-- Begin --

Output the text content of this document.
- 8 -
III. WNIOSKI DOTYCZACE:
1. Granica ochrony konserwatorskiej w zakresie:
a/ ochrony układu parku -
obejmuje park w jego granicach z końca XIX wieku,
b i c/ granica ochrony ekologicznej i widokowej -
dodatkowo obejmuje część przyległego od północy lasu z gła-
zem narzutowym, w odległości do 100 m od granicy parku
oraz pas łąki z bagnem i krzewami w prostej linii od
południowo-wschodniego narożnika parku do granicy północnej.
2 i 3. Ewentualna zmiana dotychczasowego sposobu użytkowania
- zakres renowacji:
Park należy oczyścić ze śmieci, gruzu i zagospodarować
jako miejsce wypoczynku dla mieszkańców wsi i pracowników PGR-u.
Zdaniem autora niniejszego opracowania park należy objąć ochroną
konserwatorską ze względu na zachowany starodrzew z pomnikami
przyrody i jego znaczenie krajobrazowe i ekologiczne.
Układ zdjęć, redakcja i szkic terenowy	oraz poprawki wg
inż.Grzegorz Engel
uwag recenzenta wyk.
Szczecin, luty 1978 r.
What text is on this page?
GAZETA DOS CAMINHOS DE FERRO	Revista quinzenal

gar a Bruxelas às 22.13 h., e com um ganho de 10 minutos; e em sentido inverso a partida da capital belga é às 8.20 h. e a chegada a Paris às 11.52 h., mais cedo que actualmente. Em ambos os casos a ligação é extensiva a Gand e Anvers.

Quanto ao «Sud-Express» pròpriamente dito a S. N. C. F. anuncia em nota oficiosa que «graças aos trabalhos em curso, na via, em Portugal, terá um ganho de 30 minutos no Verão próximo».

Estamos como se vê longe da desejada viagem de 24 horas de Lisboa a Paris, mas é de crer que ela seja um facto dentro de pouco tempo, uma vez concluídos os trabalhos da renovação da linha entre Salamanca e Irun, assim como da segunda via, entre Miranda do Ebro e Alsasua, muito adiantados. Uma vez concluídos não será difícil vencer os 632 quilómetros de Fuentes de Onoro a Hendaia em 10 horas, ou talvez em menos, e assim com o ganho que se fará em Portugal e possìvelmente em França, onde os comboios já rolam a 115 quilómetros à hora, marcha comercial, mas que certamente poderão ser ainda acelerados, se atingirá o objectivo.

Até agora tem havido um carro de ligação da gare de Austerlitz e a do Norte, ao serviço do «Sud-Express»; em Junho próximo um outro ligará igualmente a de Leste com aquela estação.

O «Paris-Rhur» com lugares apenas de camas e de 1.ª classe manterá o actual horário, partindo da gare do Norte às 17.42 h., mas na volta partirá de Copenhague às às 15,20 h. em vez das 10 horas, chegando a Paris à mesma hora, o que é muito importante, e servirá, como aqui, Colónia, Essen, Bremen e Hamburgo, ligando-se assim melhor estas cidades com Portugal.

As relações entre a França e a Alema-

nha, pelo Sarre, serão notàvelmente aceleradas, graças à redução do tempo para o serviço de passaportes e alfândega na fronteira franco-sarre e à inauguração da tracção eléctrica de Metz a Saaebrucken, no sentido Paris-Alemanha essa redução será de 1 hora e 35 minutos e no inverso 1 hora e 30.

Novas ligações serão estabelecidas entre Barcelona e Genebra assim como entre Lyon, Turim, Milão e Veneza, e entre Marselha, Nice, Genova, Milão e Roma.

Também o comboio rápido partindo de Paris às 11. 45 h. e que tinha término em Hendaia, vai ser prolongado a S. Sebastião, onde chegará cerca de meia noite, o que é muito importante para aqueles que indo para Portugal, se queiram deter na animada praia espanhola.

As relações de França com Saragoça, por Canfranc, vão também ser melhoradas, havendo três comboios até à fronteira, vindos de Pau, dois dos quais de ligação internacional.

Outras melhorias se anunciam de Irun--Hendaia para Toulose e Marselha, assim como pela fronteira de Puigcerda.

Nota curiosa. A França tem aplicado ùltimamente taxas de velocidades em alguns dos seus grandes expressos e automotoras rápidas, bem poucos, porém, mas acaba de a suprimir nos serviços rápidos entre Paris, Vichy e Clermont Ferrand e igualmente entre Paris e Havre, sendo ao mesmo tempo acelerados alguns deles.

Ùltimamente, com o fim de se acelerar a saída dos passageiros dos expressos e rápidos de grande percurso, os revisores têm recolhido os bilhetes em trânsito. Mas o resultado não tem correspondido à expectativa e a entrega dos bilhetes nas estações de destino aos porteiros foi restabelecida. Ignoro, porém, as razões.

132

-- End --

## TASK INSTRUCTIONS
Gather all lines from the listing above in which "serão" occurs.

## TASK ANSWER
nha, pelo Sarre, serão notàvelmente aceleradas, graças à redução do tempo para o serviço de passaportes e alfândega na fronteira franco-sarre e à inauguração da tracção eléctrica de Metz a Saaebrucken, no sentido Paris-Alemanha essa redução será de 1 hora e 35 minutos e no inverso 1 hora e 30.
Novas ligações serão estabelecidas entre Barcelona e Genebra assim como entre Lyon, Turim, Milão e Veneza, e entre Marselha, Nice, Genova, Milão e Roma.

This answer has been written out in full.